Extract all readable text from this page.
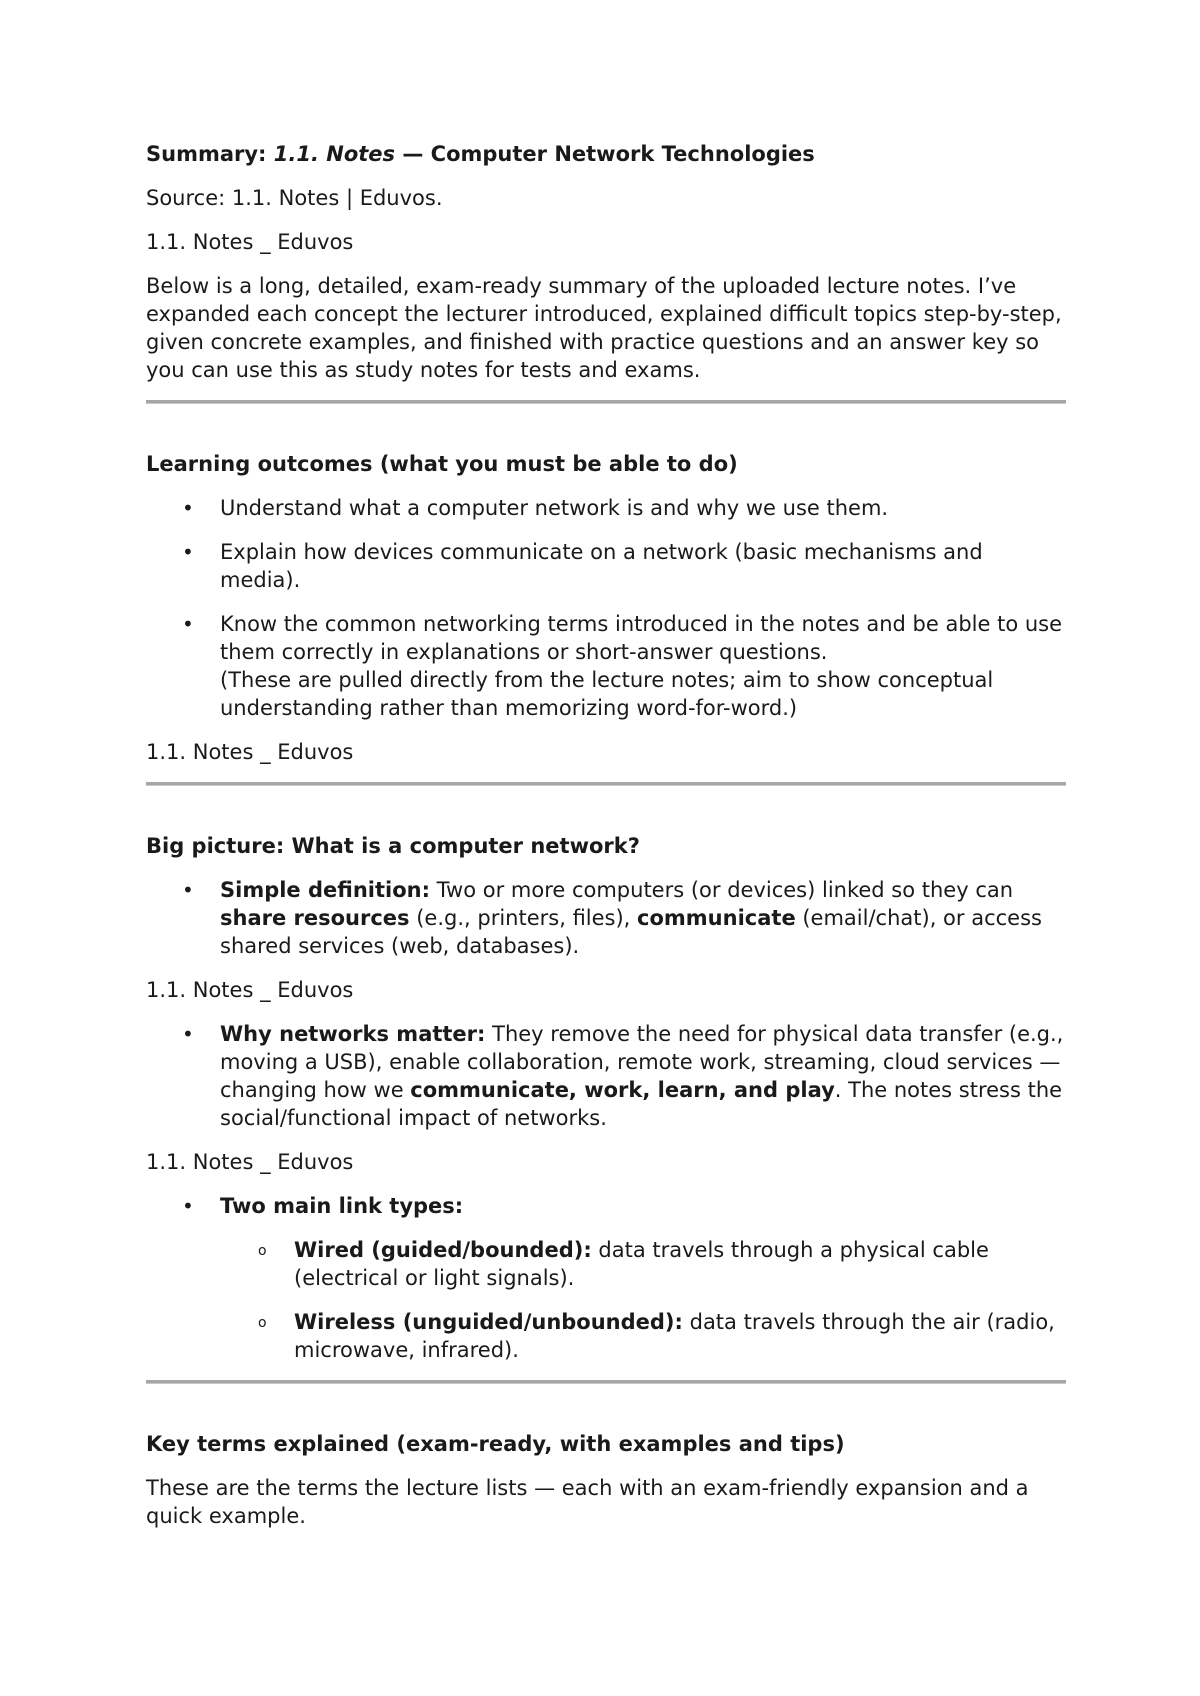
Summary: 1.1. Notes — Computer Network Technologies

Source: 1.1. Notes | Eduvos.

1.1. Notes _ Eduvos

Below is a long, detailed, exam-ready summary of the uploaded lecture notes. I’ve expanded each concept the lecturer introduced, explained difficult topics step-by-step, given concrete examples, and finished with practice questions and an answer key so you can use this as study notes for tests and exams.

Learning outcomes (what you must be able to do)

• Understand what a computer network is and why we use them.
• Explain how devices communicate on a network (basic mechanisms and media).
• Know the common networking terms introduced in the notes and be able to use them correctly in explanations or short-answer questions.
(These are pulled directly from the lecture notes; aim to show conceptual understanding rather than memorizing word-for-word.)

1.1. Notes _ Eduvos

Big picture: What is a computer network?

• Simple definition: Two or more computers (or devices) linked so they can share resources (e.g., printers, files), communicate (email/chat), or access shared services (web, databases).

1.1. Notes _ Eduvos

• Why networks matter: They remove the need for physical data transfer (e.g., moving a USB), enable collaboration, remote work, streaming, cloud services — changing how we communicate, work, learn, and play. The notes stress the social/functional impact of networks.

1.1. Notes _ Eduvos

• Two main link types:
o Wired (guided/bounded): data travels through a physical cable (electrical or light signals).
o Wireless (unguided/unbounded): data travels through the air (radio, microwave, infrared).

Key terms explained (exam-ready, with examples and tips)

These are the terms the lecture lists — each with an exam-friendly expansion and a quick example.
-- -- --
**DESCRIPTION OF THE TASK**
List the lines of the material in which the word "them" occurs.

**RESULT**
• Understand what a computer network is and why we use them.
• Know the common networking terms introduced in the notes and be able to use them correctly in explanations or short-answer questions.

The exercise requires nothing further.